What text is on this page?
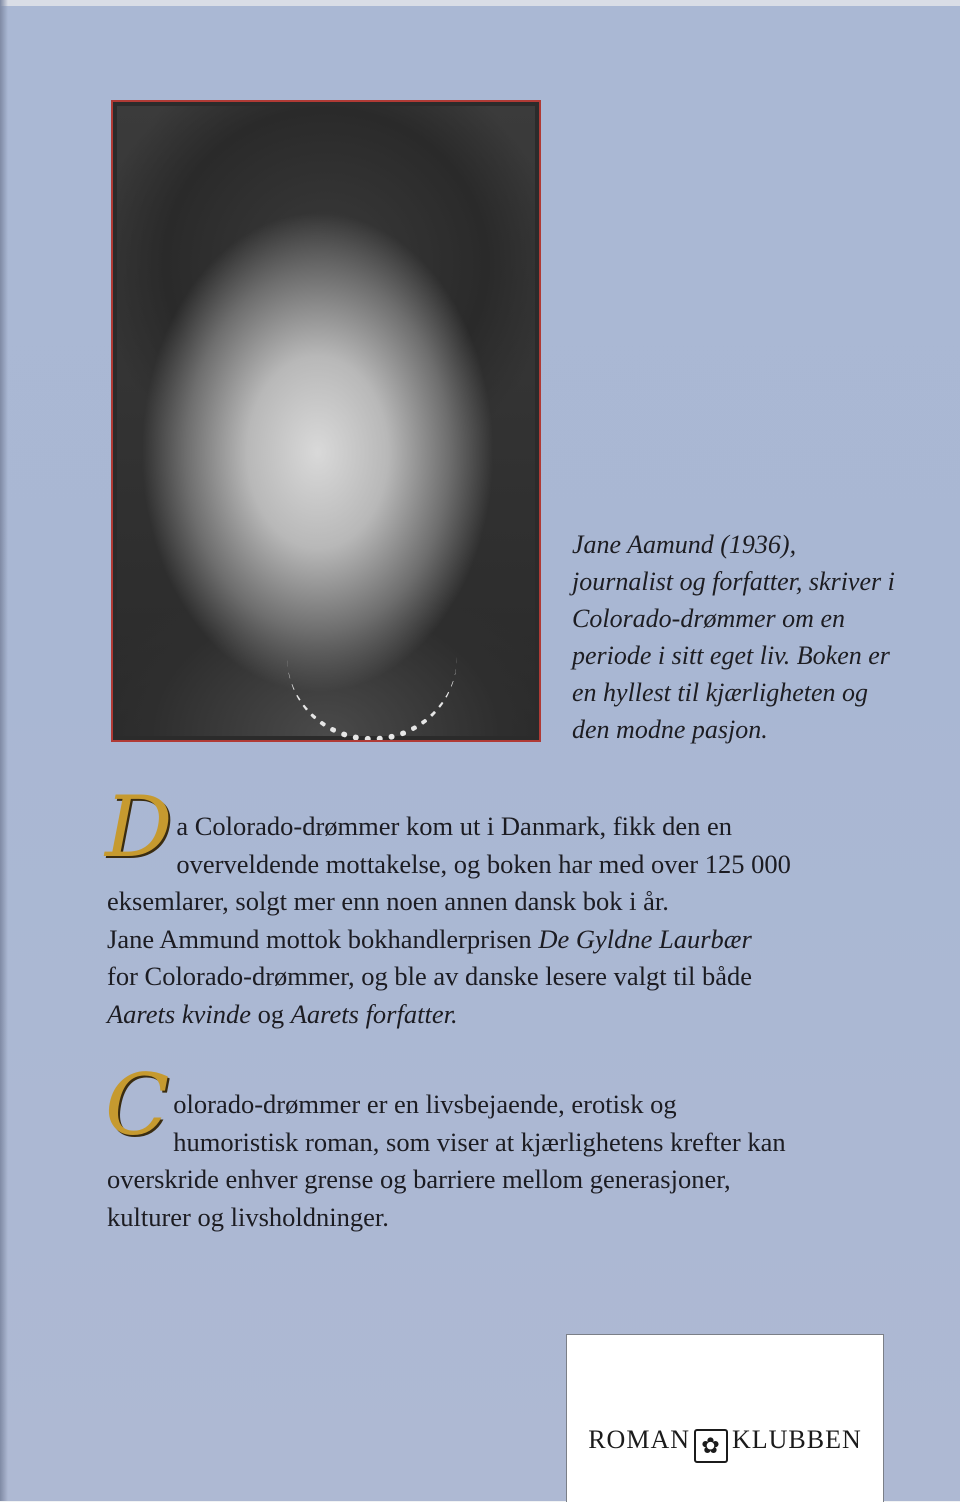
Jane Aamund (1936),

journalist og forfatter, skriver i

Colorado-drømmer om en

periode i sitt eget liv. Boken er

en hyllest til kjærligheten og

den modne pasjon.

D a Colorado-drømmer kom ut i Danmark, fikk den en
overveldende mottakelse, og boken har med over 125 000
eksemlarer, solgt mer enn noen annen dansk bok i år.
Jane Ammund mottok bokhandlerprisen De Gyldne Laurbær
for Colorado-drømmer, og ble av danske lesere valgt til både
Aarets kvinde og Aarets forfatter.
C olorado-drømmer er en livsbejaende, erotisk og
humoristisk roman, som viser at kjærlighetens krefter kan
overskride enhver grense og barriere mellom generasjoner,
kulturer og livsholdninger.
ROMAN ✿ KLUBBEN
**********
## SHORT TASK
Give the count of lines containing "Jane", with no added text.

## WORKED ANSWER
2